#### Material shown

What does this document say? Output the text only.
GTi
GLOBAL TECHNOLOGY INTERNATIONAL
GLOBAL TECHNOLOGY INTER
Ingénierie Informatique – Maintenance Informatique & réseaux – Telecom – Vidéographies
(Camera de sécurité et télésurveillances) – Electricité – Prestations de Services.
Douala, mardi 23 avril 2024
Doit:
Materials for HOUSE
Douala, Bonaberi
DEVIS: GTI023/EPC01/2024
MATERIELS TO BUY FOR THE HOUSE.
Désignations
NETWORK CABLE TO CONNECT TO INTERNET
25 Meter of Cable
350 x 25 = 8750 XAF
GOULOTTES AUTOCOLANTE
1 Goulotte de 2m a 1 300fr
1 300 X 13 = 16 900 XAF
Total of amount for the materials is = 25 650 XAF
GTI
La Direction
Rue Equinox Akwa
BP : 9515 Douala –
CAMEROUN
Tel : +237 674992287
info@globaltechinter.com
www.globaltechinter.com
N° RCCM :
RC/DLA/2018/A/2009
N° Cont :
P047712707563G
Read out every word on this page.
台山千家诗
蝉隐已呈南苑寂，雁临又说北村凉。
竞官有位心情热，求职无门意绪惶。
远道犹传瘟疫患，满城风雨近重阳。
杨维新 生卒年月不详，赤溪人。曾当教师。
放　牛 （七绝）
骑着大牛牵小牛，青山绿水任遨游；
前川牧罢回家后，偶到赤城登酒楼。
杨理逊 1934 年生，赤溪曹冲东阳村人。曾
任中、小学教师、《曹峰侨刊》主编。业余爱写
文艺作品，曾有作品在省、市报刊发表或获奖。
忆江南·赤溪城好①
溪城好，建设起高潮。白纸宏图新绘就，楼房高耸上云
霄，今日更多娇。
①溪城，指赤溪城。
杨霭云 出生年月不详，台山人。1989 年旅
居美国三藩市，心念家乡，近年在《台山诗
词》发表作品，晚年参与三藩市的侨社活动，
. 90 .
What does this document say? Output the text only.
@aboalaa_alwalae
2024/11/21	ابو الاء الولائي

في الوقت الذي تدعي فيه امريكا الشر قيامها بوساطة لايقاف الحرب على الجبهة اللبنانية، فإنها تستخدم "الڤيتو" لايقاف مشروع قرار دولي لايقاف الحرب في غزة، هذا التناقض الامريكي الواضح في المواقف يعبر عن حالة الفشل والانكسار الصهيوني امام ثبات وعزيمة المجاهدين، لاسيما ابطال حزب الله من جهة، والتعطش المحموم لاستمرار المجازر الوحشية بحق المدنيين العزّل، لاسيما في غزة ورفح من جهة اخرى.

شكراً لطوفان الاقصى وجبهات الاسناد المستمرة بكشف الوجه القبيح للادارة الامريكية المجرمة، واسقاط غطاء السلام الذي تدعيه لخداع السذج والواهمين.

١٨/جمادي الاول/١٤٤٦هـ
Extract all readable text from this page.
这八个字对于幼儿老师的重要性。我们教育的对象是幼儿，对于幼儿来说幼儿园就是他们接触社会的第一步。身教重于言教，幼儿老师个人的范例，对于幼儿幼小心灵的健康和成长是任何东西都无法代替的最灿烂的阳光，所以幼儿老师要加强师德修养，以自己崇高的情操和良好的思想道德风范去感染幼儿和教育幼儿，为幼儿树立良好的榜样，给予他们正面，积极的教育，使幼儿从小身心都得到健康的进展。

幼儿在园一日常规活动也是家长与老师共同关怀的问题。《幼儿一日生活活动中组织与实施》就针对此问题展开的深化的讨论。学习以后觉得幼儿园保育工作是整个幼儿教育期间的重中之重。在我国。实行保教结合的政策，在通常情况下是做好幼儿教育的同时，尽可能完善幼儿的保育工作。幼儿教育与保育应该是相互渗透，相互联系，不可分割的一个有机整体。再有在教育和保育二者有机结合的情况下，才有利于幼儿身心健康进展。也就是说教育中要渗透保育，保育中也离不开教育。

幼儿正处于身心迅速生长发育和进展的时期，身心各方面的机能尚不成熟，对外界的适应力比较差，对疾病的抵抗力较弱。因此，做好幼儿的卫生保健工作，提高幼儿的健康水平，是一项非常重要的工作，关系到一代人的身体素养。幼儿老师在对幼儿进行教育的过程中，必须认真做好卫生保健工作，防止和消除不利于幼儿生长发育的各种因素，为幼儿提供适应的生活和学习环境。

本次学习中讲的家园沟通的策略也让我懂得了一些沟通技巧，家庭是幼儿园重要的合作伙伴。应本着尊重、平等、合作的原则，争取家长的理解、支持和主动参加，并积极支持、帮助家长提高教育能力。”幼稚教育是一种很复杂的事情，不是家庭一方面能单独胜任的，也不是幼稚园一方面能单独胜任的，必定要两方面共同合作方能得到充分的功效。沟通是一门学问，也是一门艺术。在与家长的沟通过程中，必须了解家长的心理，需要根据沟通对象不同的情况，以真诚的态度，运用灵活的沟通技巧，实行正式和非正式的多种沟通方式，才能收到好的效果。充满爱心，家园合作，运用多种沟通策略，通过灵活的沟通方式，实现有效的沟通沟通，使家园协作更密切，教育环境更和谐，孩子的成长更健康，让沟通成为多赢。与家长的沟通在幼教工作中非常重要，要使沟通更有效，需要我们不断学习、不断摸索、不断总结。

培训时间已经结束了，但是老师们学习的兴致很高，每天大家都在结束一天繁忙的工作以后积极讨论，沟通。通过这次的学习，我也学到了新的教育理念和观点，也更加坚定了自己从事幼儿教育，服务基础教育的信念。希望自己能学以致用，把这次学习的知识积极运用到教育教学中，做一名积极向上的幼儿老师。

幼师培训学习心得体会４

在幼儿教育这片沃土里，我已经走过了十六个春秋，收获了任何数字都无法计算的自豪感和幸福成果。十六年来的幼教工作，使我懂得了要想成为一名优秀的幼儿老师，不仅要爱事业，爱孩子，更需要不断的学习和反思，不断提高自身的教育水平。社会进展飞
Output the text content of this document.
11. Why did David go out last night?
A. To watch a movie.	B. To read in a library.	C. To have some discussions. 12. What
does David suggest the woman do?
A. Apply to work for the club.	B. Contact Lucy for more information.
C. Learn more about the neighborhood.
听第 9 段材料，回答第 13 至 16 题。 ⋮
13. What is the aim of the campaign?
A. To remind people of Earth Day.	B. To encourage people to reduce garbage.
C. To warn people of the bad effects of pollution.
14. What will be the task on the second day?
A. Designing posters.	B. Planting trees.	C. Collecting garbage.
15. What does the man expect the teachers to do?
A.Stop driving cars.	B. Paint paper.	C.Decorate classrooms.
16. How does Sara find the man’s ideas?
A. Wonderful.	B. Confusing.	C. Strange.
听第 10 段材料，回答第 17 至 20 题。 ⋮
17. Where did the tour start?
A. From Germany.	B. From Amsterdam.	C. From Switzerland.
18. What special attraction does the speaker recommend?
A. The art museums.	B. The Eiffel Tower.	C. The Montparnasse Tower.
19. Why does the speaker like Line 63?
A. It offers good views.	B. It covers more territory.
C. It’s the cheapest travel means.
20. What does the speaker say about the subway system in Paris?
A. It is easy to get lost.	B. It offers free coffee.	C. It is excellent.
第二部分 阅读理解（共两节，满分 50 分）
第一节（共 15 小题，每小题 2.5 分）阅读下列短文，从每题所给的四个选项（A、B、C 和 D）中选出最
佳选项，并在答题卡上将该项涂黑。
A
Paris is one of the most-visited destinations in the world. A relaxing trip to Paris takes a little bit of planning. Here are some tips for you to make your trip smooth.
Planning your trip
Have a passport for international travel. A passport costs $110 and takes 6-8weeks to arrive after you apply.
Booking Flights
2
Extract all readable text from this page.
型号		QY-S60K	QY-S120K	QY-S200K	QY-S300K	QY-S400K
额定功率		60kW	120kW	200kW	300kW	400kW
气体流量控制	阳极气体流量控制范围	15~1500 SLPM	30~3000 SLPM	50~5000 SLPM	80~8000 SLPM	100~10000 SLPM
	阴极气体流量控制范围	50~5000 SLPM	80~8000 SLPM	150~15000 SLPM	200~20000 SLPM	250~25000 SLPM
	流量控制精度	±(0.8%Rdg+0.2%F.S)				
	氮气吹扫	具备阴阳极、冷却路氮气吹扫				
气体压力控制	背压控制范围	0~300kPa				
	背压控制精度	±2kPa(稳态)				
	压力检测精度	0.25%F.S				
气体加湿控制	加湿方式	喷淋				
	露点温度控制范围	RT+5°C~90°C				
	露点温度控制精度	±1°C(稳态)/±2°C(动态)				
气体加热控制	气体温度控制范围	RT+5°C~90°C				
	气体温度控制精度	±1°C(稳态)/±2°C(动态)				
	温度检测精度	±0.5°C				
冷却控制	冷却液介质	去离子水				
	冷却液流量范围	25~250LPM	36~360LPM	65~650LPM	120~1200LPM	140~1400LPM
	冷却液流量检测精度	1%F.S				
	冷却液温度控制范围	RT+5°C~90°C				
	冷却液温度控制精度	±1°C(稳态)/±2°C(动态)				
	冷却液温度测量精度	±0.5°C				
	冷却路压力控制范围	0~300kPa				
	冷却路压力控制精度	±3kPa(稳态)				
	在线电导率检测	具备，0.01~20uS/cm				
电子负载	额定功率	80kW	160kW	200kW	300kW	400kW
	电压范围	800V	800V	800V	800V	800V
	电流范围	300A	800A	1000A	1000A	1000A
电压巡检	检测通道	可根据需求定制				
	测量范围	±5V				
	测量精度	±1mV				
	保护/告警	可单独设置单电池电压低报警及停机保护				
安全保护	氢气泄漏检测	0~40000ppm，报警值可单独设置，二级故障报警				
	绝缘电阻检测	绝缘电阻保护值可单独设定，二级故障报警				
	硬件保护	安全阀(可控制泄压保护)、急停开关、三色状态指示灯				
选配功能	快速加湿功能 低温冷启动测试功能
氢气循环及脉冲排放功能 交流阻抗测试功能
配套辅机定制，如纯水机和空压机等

########

- [Given request]
Identify the lines above that contain the word "some", then copy them.

- [Task output]
A. To watch a movie.	B. To read in a library.	C. To have some discussions. 12. What
Paris is one of the most-visited destinations in the world. A relaxing trip to Paris takes a little bit of planning. Here are some tips for you to make your trip smooth.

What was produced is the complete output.